§ **AIM**
Every line of the material that follows must be printed again exactly.
start RAW RECORDS
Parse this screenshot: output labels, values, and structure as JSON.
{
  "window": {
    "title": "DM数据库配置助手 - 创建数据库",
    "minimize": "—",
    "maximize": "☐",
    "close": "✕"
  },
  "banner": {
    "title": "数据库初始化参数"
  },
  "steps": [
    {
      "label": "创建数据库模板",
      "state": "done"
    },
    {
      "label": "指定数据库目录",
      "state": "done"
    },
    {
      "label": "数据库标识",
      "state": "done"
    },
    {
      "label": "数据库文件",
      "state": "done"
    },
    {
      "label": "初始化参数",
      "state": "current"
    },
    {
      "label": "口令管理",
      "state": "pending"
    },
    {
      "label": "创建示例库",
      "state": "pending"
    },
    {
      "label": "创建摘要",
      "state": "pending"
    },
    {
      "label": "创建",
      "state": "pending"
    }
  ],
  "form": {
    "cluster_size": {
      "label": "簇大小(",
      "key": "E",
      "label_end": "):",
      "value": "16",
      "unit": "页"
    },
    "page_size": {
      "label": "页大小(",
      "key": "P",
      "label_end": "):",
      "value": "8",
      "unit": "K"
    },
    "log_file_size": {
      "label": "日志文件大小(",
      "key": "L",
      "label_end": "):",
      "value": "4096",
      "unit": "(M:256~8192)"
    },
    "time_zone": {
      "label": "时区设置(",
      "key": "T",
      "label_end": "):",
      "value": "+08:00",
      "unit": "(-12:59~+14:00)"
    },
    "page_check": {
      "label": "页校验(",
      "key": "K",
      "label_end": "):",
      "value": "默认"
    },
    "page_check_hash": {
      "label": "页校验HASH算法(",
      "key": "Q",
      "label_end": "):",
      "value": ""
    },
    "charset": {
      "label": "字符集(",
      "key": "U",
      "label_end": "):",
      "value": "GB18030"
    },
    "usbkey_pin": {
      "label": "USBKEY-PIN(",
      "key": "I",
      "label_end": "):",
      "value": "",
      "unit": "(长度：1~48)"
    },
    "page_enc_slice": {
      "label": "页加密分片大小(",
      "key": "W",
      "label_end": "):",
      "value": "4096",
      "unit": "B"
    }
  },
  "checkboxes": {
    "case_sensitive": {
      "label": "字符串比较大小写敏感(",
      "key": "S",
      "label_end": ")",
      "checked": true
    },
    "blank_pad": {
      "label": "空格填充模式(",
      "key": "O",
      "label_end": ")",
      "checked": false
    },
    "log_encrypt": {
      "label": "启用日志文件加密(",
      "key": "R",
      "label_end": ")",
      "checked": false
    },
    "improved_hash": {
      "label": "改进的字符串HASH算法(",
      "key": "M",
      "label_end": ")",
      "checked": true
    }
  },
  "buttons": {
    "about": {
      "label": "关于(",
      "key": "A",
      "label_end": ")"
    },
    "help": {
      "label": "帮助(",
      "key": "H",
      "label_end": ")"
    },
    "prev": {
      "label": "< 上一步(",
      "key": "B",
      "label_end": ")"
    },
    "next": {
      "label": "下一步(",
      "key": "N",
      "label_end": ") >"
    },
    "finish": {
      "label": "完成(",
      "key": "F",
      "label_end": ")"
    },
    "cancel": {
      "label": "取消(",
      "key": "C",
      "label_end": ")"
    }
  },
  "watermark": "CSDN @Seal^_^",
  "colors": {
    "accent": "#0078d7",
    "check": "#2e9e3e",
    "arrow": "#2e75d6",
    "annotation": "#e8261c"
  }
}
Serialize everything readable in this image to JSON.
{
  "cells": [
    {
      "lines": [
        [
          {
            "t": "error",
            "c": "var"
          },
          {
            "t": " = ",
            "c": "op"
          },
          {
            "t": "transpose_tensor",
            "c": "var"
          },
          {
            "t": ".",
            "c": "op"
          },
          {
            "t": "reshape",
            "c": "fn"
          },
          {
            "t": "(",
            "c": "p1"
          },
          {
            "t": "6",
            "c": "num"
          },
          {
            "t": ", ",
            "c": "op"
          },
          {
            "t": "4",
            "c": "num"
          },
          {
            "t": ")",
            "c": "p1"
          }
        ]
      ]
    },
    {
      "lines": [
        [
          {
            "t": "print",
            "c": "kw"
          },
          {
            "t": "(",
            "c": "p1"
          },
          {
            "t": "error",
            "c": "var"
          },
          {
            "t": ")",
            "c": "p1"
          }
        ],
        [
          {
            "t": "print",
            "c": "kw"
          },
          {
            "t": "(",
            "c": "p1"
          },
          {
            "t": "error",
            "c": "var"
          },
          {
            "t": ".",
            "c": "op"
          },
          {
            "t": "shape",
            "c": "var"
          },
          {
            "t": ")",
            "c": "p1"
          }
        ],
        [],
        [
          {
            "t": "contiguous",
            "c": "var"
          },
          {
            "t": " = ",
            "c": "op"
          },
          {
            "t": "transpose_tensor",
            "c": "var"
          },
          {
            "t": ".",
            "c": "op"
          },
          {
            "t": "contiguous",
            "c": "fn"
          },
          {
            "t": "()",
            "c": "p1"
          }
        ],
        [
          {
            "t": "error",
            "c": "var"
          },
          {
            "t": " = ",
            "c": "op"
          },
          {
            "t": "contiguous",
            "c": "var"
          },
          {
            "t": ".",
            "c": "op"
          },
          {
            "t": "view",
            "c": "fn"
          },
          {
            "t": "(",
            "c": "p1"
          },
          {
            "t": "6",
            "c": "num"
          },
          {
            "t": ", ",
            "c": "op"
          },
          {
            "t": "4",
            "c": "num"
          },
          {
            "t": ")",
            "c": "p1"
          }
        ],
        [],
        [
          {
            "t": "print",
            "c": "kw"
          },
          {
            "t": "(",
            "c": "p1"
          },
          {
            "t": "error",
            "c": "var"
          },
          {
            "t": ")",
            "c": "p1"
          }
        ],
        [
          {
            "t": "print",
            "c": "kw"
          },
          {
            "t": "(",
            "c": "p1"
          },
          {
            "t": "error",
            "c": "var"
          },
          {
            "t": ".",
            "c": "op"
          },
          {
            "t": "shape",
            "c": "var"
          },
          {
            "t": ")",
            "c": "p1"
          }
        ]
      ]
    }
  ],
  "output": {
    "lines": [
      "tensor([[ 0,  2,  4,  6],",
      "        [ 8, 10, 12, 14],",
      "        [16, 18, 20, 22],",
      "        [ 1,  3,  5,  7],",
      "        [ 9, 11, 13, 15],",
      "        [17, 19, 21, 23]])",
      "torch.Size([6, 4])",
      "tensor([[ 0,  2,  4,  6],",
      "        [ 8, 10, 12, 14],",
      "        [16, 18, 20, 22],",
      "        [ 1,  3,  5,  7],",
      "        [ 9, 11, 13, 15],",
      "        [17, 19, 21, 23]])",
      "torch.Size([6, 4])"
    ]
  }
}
end RAW RECORDS
§ **THE OUTPUT**
Parse this screenshot: output labels, values, and structure as JSON.
{
  "window": {
    "title": "DM数据库配置助手 - 创建数据库",
    "minimize": "—",
    "maximize": "☐",
    "close": "✕"
  },
  "banner": {
    "title": "数据库初始化参数"
  },
  "steps": [
    {
      "label": "创建数据库模板",
      "state": "done"
    },
    {
      "label": "指定数据库目录",
      "state": "done"
    },
    {
      "label": "数据库标识",
      "state": "done"
    },
    {
      "label": "数据库文件",
      "state": "done"
    },
    {
      "label": "初始化参数",
      "state": "current"
    },
    {
      "label": "口令管理",
      "state": "pending"
    },
    {
      "label": "创建示例库",
      "state": "pending"
    },
    {
      "label": "创建摘要",
      "state": "pending"
    },
    {
      "label": "创建",
      "state": "pending"
    }
  ],
  "form": {
    "cluster_size": {
      "label": "簇大小(",
      "key": "E",
      "label_end": "):",
      "value": "16",
      "unit": "页"
    },
    "page_size": {
      "label": "页大小(",
      "key": "P",
      "label_end": "):",
      "value": "8",
      "unit": "K"
    },
    "log_file_size": {
      "label": "日志文件大小(",
      "key": "L",
      "label_end": "):",
      "value": "4096",
      "unit": "(M:256~8192)"
    },
    "time_zone": {
      "label": "时区设置(",
      "key": "T",
      "label_end": "):",
      "value": "+08:00",
      "unit": "(-12:59~+14:00)"
    },
    "page_check": {
      "label": "页校验(",
      "key": "K",
      "label_end": "):",
      "value": "默认"
    },
    "page_check_hash": {
      "label": "页校验HASH算法(",
      "key": "Q",
      "label_end": "):",
      "value": ""
    },
    "charset": {
      "label": "字符集(",
      "key": "U",
      "label_end": "):",
      "value": "GB18030"
    },
    "usbkey_pin": {
      "label": "USBKEY-PIN(",
      "key": "I",
      "label_end": "):",
      "value": "",
      "unit": "(长度：1~48)"
    },
    "page_enc_slice": {
      "label": "页加密分片大小(",
      "key": "W",
      "label_end": "):",
      "value": "4096",
      "unit": "B"
    }
  },
  "checkboxes": {
    "case_sensitive": {
      "label": "字符串比较大小写敏感(",
      "key": "S",
      "label_end": ")",
      "checked": true
    },
    "blank_pad": {
      "label": "空格填充模式(",
      "key": "O",
      "label_end": ")",
      "checked": false
    },
    "log_encrypt": {
      "label": "启用日志文件加密(",
      "key": "R",
      "label_end": ")",
      "checked": false
    },
    "improved_hash": {
      "label": "改进的字符串HASH算法(",
      "key": "M",
      "label_end": ")",
      "checked": true
    }
  },
  "buttons": {
    "about": {
      "label": "关于(",
      "key": "A",
      "label_end": ")"
    },
    "help": {
      "label": "帮助(",
      "key": "H",
      "label_end": ")"
    },
    "prev": {
      "label": "< 上一步(",
      "key": "B",
      "label_end": ")"
    },
    "next": {
      "label": "下一步(",
      "key": "N",
      "label_end": ") >"
    },
    "finish": {
      "label": "完成(",
      "key": "F",
      "label_end": ")"
    },
    "cancel": {
      "label": "取消(",
      "key": "C",
      "label_end": ")"
    }
  },
  "watermark": "CSDN @Seal^_^",
  "colors": {
    "accent": "#0078d7",
    "check": "#2e9e3e",
    "arrow": "#2e75d6",
    "annotation": "#e8261c"
  }
}
Serialize everything readable in this image to JSON.
{
  "cells": [
    {
      "lines": [
        [
          {
            "t": "error",
            "c": "var"
          },
          {
            "t": " = ",
            "c": "op"
          },
          {
            "t": "transpose_tensor",
            "c": "var"
          },
          {
            "t": ".",
            "c": "op"
          },
          {
            "t": "reshape",
            "c": "fn"
          },
          {
            "t": "(",
            "c": "p1"
          },
          {
            "t": "6",
            "c": "num"
          },
          {
            "t": ", ",
            "c": "op"
          },
          {
            "t": "4",
            "c": "num"
          },
          {
            "t": ")",
            "c": "p1"
          }
        ]
      ]
    },
    {
      "lines": [
        [
          {
            "t": "print",
            "c": "kw"
          },
          {
            "t": "(",
            "c": "p1"
          },
          {
            "t": "error",
            "c": "var"
          },
          {
            "t": ")",
            "c": "p1"
          }
        ],
        [
          {
            "t": "print",
            "c": "kw"
          },
          {
            "t": "(",
            "c": "p1"
          },
          {
            "t": "error",
            "c": "var"
          },
          {
            "t": ".",
            "c": "op"
          },
          {
            "t": "shape",
            "c": "var"
          },
          {
            "t": ")",
            "c": "p1"
          }
        ],
        [],
        [
          {
            "t": "contiguous",
            "c": "var"
          },
          {
            "t": " = ",
            "c": "op"
          },
          {
            "t": "transpose_tensor",
            "c": "var"
          },
          {
            "t": ".",
            "c": "op"
          },
          {
            "t": "contiguous",
            "c": "fn"
          },
          {
            "t": "()",
            "c": "p1"
          }
        ],
        [
          {
            "t": "error",
            "c": "var"
          },
          {
            "t": " = ",
            "c": "op"
          },
          {
            "t": "contiguous",
            "c": "var"
          },
          {
            "t": ".",
            "c": "op"
          },
          {
            "t": "view",
            "c": "fn"
          },
          {
            "t": "(",
            "c": "p1"
          },
          {
            "t": "6",
            "c": "num"
          },
          {
            "t": ", ",
            "c": "op"
          },
          {
            "t": "4",
            "c": "num"
          },
          {
            "t": ")",
            "c": "p1"
          }
        ],
        [],
        [
          {
            "t": "print",
            "c": "kw"
          },
          {
            "t": "(",
            "c": "p1"
          },
          {
            "t": "error",
            "c": "var"
          },
          {
            "t": ")",
            "c": "p1"
          }
        ],
        [
          {
            "t": "print",
            "c": "kw"
          },
          {
            "t": "(",
            "c": "p1"
          },
          {
            "t": "error",
            "c": "var"
          },
          {
            "t": ".",
            "c": "op"
          },
          {
            "t": "shape",
            "c": "var"
          },
          {
            "t": ")",
            "c": "p1"
          }
        ]
      ]
    }
  ],
  "output": {
    "lines": [
      "tensor([[ 0,  2,  4,  6],",
      "        [ 8, 10, 12, 14],",
      "        [16, 18, 20, 22],",
      "        [ 1,  3,  5,  7],",
      "        [ 9, 11, 13, 15],",
      "        [17, 19, 21, 23]])",
      "torch.Size([6, 4])",
      "tensor([[ 0,  2,  4,  6],",
      "        [ 8, 10, 12, 14],",
      "        [16, 18, 20, 22],",
      "        [ 1,  3,  5,  7],",
      "        [ 9, 11, 13, 15],",
      "        [17, 19, 21, 23]])",
      "torch.Size([6, 4])"
    ]
  }
}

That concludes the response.